Output only the span of lines that begins at the line containing "Give me the" and ends at the last line of the data, both included, exactly as they appear.

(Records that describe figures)
----------------

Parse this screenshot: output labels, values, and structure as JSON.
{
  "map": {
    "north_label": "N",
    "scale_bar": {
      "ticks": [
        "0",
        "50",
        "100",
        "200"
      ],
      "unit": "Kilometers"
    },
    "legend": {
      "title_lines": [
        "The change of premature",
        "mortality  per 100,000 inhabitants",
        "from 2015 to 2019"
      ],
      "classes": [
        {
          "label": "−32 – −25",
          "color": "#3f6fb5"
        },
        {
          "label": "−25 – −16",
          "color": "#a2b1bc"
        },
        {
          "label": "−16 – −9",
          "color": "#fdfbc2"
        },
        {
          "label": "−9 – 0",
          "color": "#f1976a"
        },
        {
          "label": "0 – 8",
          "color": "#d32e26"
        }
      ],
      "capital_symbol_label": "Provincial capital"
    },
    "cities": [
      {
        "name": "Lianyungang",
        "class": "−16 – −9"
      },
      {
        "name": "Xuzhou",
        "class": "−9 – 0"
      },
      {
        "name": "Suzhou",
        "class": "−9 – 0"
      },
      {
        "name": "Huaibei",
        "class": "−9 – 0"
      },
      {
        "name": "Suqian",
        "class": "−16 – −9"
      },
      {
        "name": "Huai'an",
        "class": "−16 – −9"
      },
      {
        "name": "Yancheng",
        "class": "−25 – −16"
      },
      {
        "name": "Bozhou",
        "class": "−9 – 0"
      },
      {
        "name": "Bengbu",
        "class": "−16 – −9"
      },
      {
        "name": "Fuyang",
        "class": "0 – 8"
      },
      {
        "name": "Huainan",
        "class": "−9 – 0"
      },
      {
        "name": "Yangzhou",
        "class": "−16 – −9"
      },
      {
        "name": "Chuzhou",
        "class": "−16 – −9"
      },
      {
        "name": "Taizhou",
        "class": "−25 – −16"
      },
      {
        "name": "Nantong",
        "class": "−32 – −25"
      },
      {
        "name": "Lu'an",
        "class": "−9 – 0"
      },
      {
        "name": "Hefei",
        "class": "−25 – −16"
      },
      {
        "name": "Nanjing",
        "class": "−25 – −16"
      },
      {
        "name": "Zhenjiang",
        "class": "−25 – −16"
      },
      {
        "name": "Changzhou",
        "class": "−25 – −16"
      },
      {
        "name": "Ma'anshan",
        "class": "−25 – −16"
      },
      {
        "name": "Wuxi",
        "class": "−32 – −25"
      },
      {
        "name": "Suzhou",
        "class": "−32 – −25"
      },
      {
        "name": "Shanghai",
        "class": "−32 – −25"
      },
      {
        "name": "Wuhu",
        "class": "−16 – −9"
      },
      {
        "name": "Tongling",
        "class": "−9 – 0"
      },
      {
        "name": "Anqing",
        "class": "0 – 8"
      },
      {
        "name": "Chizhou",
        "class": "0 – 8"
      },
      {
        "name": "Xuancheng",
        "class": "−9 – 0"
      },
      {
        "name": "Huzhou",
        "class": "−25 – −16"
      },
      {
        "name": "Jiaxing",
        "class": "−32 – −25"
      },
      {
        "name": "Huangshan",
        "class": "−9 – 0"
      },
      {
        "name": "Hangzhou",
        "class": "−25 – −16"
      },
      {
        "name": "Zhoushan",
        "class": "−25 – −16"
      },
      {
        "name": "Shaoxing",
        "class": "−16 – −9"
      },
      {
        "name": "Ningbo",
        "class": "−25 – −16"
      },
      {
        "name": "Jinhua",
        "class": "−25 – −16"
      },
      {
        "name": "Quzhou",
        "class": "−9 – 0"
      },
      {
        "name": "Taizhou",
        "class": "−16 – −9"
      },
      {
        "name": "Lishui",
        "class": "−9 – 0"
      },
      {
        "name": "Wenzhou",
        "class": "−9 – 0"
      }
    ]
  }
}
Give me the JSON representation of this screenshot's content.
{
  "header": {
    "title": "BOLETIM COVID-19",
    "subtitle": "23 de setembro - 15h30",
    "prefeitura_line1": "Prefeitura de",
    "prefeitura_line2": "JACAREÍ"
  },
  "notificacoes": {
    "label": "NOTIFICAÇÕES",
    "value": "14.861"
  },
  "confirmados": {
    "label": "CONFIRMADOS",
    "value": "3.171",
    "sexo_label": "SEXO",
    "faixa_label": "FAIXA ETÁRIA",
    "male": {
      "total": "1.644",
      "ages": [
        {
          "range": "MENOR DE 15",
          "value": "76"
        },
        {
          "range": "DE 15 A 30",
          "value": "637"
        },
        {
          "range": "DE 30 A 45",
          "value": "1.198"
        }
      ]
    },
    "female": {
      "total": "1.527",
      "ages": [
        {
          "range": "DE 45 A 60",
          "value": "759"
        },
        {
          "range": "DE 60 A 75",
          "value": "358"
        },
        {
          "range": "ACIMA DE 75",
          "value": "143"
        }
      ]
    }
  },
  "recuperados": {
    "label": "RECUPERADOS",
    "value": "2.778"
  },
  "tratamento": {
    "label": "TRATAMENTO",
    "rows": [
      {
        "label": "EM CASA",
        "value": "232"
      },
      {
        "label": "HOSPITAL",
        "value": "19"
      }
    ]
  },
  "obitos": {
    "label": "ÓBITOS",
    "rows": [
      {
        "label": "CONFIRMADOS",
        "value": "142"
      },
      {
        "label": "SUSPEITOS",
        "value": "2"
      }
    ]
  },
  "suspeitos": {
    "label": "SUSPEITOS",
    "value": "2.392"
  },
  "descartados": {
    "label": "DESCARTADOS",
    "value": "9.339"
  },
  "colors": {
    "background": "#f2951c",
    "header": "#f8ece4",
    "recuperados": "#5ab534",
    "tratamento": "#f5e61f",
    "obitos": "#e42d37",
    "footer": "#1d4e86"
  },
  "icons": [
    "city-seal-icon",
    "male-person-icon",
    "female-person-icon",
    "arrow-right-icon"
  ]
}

----------------

* Solution below:
Give me the JSON representation of this screenshot's content.
{
  "header": {
    "title": "BOLETIM COVID-19",
    "subtitle": "23 de setembro - 15h30",
    "prefeitura_line1": "Prefeitura de",
    "prefeitura_line2": "JACAREÍ"
  },
  "notificacoes": {
    "label": "NOTIFICAÇÕES",
    "value": "14.861"
  },
  "confirmados": {
    "label": "CONFIRMADOS",
    "value": "3.171",
    "sexo_label": "SEXO",
    "faixa_label": "FAIXA ETÁRIA",
    "male": {
      "total": "1.644",
      "ages": [
        {
          "range": "MENOR DE 15",
          "value": "76"
        },
        {
          "range": "DE 15 A 30",
          "value": "637"
        },
        {
          "range": "DE 30 A 45",
          "value": "1.198"
        }
      ]
    },
    "female": {
      "total": "1.527",
      "ages": [
        {
          "range": "DE 45 A 60",
          "value": "759"
        },
        {
          "range": "DE 60 A 75",
          "value": "358"
        },
        {
          "range": "ACIMA DE 75",
          "value": "143"
        }
      ]
    }
  },
  "recuperados": {
    "label": "RECUPERADOS",
    "value": "2.778"
  },
  "tratamento": {
    "label": "TRATAMENTO",
    "rows": [
      {
        "label": "EM CASA",
        "value": "232"
      },
      {
        "label": "HOSPITAL",
        "value": "19"
      }
    ]
  },
  "obitos": {
    "label": "ÓBITOS",
    "rows": [
      {
        "label": "CONFIRMADOS",
        "value": "142"
      },
      {
        "label": "SUSPEITOS",
        "value": "2"
      }
    ]
  },
  "suspeitos": {
    "label": "SUSPEITOS",
    "value": "2.392"
  },
  "descartados": {
    "label": "DESCARTADOS",
    "value": "9.339"
  },
  "colors": {
    "background": "#f2951c",
    "header": "#f8ece4",
    "recuperados": "#5ab534",
    "tratamento": "#f5e61f",
    "obitos": "#e42d37",
    "footer": "#1d4e86"
  },
  "icons": [
    "city-seal-icon",
    "male-person-icon",
    "female-person-icon",
    "arrow-right-icon"
  ]
}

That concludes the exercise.